_Exercise_
For each line below that includes the word "till", make a copy.

_The input_

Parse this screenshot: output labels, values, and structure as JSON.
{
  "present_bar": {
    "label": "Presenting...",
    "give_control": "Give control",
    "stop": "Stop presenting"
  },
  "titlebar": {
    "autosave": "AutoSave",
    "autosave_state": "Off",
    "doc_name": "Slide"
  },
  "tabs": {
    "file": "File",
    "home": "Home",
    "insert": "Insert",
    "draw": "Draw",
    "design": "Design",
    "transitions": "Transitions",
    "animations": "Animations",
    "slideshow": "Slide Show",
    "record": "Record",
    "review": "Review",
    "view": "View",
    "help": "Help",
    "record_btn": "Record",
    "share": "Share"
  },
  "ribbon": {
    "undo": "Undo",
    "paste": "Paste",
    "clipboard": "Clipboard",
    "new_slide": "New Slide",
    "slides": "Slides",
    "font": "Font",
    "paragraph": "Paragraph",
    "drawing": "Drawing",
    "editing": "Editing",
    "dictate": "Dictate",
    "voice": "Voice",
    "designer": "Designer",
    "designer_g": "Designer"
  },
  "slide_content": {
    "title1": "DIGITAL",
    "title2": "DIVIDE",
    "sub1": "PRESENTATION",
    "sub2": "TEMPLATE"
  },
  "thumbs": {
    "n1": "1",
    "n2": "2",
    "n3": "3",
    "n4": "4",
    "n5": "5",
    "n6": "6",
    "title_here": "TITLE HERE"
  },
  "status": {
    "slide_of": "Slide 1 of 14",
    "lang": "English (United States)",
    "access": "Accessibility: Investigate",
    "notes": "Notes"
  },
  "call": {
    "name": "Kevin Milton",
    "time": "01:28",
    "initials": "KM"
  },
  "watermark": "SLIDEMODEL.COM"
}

--

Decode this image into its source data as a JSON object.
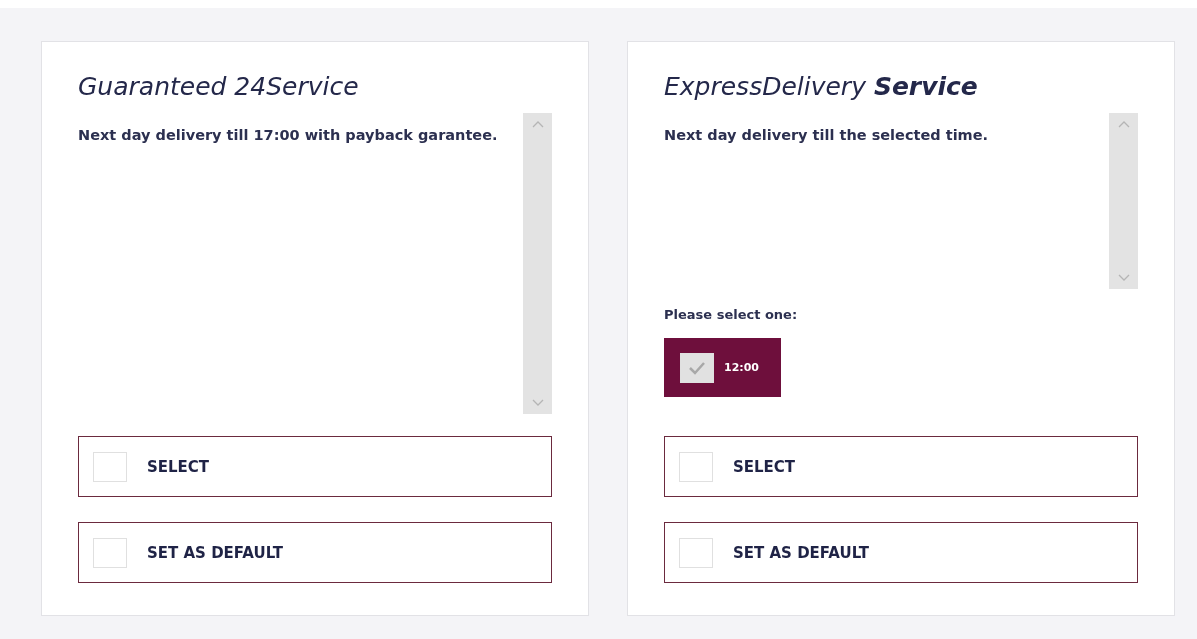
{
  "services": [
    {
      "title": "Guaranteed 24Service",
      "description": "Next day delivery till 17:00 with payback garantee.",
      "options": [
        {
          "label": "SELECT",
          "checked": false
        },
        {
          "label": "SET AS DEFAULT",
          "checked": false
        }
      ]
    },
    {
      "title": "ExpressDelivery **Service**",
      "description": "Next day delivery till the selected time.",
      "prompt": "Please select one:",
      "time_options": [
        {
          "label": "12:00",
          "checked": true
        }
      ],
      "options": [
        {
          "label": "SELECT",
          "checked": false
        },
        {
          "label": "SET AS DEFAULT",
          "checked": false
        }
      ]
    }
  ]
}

_Exercise response_
      "description": "Next day delivery till 17:00 with payback garantee.",
      "description": "Next day delivery till the selected time.",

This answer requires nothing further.